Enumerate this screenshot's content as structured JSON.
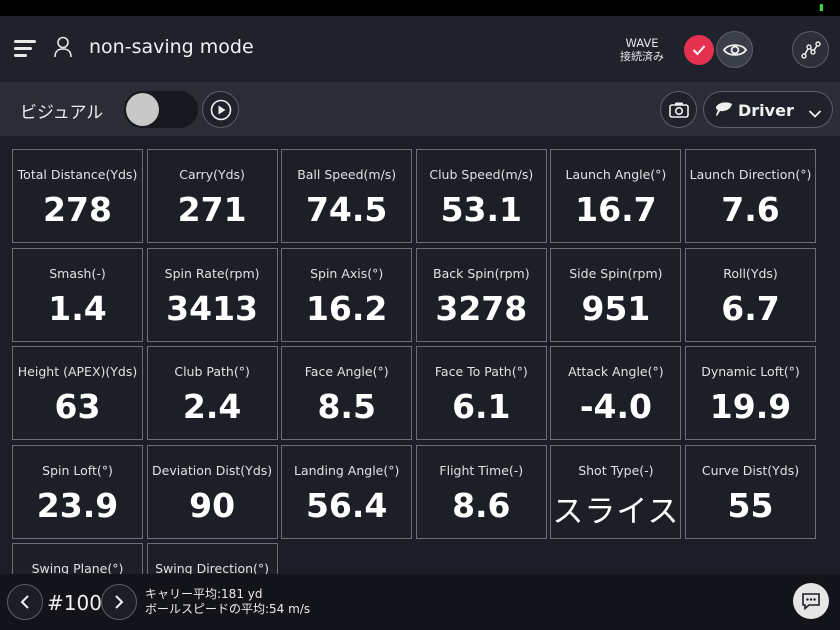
{
  "header": {
    "title": "non-saving mode",
    "wave_label": "WAVE",
    "wave_status": "接続済み"
  },
  "toolbar": {
    "visual_label": "ビジュアル",
    "club": "Driver",
    "toggle_on": false
  },
  "metrics": [
    {
      "label": "Total Distance(Yds)",
      "value": "278"
    },
    {
      "label": "Carry(Yds)",
      "value": "271"
    },
    {
      "label": "Ball Speed(m/s)",
      "value": "74.5"
    },
    {
      "label": "Club Speed(m/s)",
      "value": "53.1"
    },
    {
      "label": "Launch Angle(°)",
      "value": "16.7"
    },
    {
      "label": "Launch Direction(°)",
      "value": "7.6"
    },
    {
      "label": "Smash(-)",
      "value": "1.4"
    },
    {
      "label": "Spin Rate(rpm)",
      "value": "3413"
    },
    {
      "label": "Spin Axis(°)",
      "value": "16.2"
    },
    {
      "label": "Back Spin(rpm)",
      "value": "3278"
    },
    {
      "label": "Side Spin(rpm)",
      "value": "951"
    },
    {
      "label": "Roll(Yds)",
      "value": "6.7"
    },
    {
      "label": "Height (APEX)(Yds)",
      "value": "63"
    },
    {
      "label": "Club Path(°)",
      "value": "2.4"
    },
    {
      "label": "Face Angle(°)",
      "value": "8.5"
    },
    {
      "label": "Face To Path(°)",
      "value": "6.1"
    },
    {
      "label": "Attack Angle(°)",
      "value": "-4.0"
    },
    {
      "label": "Dynamic Loft(°)",
      "value": "19.9"
    },
    {
      "label": "Spin Loft(°)",
      "value": "23.9"
    },
    {
      "label": "Deviation Dist(Yds)",
      "value": "90"
    },
    {
      "label": "Landing Angle(°)",
      "value": "56.4"
    },
    {
      "label": "Flight Time(-)",
      "value": "8.6"
    },
    {
      "label": "Shot Type(-)",
      "value": "スライス"
    },
    {
      "label": "Curve Dist(Yds)",
      "value": "55"
    },
    {
      "label": "Swing Plane(°)",
      "value": ""
    },
    {
      "label": "Swing Direction(°)",
      "value": ""
    }
  ],
  "footer": {
    "shot_number": "#100",
    "carry_avg": "キャリー平均:181 yd",
    "ball_speed_avg": "ボールスピードの平均:54 m/s"
  },
  "colors": {
    "accent_red": "#e3314f",
    "tile_border": "#6a6e78",
    "background": "#1b1e26"
  },
  "icons": [
    "menu-icon",
    "user-icon",
    "check-icon",
    "eye-icon",
    "graph-icon",
    "play-icon",
    "camera-icon",
    "driver-icon",
    "chevron-down-icon",
    "chevron-left-icon",
    "chevron-right-icon",
    "chat-icon"
  ]
}
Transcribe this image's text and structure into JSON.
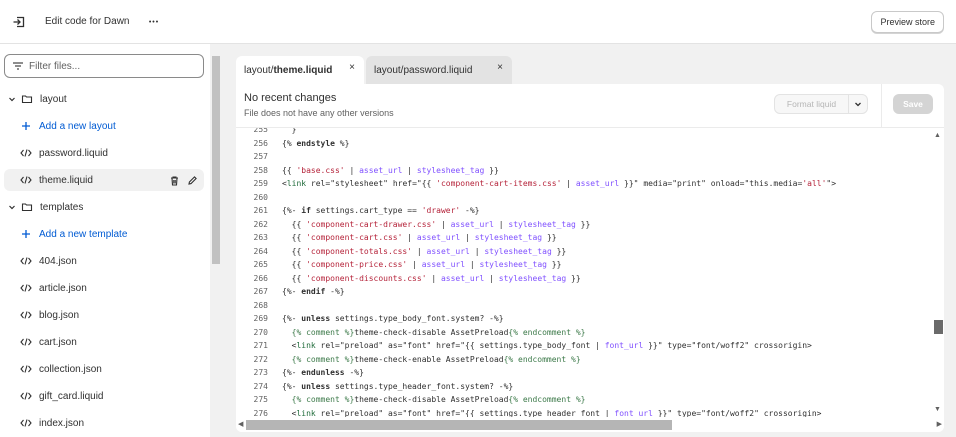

********************

**Exercise:** Within the listing above, find every line containing the string "Spin" and return it.

**Output for this task:**
      "label": "Spin Rate(rpm)",
      "label": "Spin Axis(°)",
      "label": "Back Spin(rpm)",
      "label": "Side Spin(rpm)",
      "label": "Spin Loft(°)",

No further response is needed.